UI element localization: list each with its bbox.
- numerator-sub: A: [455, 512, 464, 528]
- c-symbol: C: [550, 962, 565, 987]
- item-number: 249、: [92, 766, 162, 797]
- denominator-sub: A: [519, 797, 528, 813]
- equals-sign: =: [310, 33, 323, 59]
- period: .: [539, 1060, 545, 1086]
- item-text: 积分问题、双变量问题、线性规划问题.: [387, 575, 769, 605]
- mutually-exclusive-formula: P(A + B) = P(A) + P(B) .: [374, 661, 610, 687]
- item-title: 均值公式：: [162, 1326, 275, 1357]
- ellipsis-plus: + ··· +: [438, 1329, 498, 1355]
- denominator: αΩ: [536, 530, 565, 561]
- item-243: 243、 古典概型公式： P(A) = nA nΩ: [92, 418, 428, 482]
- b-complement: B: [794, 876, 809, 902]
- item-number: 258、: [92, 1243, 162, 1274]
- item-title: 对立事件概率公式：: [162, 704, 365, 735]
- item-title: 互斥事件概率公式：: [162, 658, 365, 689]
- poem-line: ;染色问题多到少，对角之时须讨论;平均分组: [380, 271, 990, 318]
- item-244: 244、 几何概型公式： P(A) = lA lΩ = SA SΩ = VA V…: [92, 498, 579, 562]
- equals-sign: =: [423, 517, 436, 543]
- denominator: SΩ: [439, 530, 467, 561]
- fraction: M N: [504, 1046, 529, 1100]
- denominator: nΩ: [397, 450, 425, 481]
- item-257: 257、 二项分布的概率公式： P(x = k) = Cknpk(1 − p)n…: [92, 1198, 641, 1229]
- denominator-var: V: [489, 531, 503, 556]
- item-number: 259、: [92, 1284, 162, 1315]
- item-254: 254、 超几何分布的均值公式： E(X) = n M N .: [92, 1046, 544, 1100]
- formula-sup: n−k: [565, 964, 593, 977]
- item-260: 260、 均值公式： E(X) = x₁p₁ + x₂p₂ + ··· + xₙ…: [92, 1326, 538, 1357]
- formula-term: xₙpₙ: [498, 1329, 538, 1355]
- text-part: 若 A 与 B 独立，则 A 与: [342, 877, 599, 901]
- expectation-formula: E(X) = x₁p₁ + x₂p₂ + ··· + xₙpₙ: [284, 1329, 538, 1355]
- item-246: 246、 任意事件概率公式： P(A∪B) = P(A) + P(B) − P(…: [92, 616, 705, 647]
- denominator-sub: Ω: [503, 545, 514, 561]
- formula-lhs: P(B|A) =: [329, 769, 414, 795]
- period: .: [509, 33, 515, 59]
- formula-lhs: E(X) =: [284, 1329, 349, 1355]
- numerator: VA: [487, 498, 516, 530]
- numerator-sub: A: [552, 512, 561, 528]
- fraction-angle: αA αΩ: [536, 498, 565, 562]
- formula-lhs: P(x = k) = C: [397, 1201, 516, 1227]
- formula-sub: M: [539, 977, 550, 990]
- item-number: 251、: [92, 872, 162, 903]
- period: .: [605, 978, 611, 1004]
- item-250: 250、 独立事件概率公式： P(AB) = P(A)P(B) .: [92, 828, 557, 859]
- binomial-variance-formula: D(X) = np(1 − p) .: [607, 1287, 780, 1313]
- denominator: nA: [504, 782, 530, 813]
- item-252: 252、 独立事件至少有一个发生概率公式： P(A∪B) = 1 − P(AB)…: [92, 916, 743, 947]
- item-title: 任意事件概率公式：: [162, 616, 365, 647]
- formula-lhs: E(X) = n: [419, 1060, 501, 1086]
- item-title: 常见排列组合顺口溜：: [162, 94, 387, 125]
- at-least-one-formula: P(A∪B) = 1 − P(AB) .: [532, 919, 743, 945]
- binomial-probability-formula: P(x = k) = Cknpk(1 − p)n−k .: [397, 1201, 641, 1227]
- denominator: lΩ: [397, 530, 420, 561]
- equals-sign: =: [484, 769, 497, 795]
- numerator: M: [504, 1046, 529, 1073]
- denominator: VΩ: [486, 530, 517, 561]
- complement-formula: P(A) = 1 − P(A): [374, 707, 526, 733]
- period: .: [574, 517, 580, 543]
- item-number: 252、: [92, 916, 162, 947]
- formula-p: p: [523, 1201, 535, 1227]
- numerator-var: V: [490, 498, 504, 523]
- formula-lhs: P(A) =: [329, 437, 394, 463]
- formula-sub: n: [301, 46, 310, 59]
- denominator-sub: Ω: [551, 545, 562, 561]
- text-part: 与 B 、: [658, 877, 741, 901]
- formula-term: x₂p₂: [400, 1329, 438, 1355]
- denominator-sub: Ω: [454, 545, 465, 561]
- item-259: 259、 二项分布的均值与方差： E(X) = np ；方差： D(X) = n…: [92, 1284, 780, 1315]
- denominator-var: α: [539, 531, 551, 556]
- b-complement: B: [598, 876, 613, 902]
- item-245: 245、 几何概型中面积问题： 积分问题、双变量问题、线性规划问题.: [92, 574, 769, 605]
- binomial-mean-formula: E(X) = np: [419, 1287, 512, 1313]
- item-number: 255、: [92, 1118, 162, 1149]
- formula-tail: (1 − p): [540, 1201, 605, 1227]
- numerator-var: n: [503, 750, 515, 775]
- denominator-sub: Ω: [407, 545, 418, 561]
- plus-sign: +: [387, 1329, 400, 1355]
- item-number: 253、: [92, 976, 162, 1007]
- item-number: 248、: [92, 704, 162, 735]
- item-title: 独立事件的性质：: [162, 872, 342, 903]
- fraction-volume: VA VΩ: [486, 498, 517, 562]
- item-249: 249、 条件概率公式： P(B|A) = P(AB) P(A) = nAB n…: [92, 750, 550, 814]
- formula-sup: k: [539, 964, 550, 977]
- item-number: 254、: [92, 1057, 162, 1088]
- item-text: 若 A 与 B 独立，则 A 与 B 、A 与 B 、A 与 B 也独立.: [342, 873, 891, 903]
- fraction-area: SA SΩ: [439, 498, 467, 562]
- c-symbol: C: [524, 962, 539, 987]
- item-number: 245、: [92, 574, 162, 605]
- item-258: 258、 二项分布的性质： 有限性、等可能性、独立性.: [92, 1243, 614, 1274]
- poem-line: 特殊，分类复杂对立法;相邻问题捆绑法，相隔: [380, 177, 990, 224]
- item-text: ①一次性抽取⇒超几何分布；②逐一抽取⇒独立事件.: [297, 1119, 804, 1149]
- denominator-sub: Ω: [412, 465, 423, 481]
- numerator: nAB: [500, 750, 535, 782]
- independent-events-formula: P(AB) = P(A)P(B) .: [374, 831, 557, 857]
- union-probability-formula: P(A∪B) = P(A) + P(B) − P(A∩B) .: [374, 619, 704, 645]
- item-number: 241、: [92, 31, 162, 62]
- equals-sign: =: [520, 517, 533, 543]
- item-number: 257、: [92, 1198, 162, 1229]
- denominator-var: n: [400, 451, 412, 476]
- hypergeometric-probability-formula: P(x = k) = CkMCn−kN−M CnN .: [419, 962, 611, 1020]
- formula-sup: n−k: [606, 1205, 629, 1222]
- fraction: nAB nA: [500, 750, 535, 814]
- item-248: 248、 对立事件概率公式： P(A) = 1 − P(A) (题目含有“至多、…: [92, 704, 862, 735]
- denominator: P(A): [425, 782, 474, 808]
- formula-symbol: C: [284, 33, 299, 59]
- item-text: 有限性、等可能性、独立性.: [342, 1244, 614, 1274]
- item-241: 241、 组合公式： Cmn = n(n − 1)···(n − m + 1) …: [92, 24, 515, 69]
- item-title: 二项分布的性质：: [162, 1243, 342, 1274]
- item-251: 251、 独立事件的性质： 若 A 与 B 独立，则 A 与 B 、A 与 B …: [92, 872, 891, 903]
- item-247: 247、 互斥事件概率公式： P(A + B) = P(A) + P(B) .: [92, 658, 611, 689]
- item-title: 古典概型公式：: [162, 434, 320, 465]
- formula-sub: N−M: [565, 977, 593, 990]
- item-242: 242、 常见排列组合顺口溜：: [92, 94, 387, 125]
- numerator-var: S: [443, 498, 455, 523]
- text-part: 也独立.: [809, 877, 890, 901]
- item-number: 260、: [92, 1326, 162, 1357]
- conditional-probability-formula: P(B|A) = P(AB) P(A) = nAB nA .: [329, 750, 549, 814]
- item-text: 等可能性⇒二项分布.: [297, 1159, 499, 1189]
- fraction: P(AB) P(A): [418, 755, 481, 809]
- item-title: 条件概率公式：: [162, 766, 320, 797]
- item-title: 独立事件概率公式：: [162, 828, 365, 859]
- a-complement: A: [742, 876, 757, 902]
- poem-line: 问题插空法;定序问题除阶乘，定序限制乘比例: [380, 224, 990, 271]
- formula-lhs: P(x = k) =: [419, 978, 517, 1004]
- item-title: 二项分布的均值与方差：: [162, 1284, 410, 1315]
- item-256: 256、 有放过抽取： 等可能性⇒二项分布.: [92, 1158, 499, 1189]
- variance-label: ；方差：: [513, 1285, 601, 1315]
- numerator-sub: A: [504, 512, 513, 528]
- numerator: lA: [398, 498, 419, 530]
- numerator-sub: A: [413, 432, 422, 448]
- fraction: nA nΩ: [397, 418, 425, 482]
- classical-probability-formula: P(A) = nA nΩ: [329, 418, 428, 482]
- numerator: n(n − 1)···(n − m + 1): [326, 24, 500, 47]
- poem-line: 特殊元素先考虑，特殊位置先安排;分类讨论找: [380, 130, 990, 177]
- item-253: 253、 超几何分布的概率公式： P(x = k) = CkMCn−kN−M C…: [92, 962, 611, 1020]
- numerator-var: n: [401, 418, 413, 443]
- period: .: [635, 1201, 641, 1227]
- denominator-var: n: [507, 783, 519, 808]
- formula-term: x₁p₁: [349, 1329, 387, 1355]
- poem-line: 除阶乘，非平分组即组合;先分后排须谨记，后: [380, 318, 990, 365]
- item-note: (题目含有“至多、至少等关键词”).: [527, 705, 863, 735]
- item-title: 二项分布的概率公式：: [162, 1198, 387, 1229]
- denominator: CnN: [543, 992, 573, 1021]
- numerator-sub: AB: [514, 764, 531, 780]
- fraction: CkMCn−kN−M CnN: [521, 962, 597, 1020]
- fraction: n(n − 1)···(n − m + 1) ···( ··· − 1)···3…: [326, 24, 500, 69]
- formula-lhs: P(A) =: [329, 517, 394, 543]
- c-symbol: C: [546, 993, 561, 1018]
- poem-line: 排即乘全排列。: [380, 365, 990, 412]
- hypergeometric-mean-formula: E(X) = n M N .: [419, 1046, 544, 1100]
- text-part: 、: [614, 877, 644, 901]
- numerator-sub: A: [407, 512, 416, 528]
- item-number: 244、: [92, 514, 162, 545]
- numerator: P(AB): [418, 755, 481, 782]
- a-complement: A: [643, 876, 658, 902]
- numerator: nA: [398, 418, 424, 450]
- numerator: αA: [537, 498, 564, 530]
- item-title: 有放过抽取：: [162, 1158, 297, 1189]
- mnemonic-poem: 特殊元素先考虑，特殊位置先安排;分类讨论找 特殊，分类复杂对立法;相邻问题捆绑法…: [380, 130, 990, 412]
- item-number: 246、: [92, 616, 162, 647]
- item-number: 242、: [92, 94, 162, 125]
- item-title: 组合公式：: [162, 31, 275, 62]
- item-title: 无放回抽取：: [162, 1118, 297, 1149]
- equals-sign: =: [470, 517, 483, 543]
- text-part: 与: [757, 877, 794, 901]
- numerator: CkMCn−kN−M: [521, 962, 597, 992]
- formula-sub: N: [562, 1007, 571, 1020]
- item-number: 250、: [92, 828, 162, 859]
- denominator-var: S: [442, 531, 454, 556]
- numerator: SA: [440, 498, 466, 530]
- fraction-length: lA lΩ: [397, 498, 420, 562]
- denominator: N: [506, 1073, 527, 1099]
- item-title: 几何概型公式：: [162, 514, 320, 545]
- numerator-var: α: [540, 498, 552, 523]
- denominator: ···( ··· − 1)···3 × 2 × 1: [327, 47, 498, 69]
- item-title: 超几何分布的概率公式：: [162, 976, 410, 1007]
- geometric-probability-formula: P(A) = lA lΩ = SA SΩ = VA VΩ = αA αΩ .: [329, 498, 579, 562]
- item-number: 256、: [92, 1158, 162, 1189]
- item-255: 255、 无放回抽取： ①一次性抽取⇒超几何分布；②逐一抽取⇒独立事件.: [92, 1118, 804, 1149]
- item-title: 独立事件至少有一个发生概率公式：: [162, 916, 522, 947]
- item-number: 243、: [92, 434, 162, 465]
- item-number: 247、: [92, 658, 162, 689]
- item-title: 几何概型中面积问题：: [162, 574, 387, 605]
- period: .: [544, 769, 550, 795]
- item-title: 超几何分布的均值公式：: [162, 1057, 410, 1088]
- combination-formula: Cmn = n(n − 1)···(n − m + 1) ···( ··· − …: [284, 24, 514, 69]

▬▬▬▬▬▬

→ What is required
Duplicate the lines starting at the start of the records and ending at the line that contains "- item-243: 243、", both ends included.

→ Response for this exercise
UI element localization: list each with its bbox.
- numerator-sub: A: [455, 512, 464, 528]
- c-symbol: C: [550, 962, 565, 987]
- item-number: 249、: [92, 766, 162, 797]
- denominator-sub: A: [519, 797, 528, 813]
- equals-sign: =: [310, 33, 323, 59]
- period: .: [539, 1060, 545, 1086]
- item-text: 积分问题、双变量问题、线性规划问题.: [387, 575, 769, 605]
- mutually-exclusive-formula: P(A + B) = P(A) + P(B) .: [374, 661, 610, 687]
- item-title: 均值公式：: [162, 1326, 275, 1357]
- ellipsis-plus: + ··· +: [438, 1329, 498, 1355]
- denominator: αΩ: [536, 530, 565, 561]
- item-243: 243、 古典概型公式： P(A) = nA nΩ: [92, 418, 428, 482]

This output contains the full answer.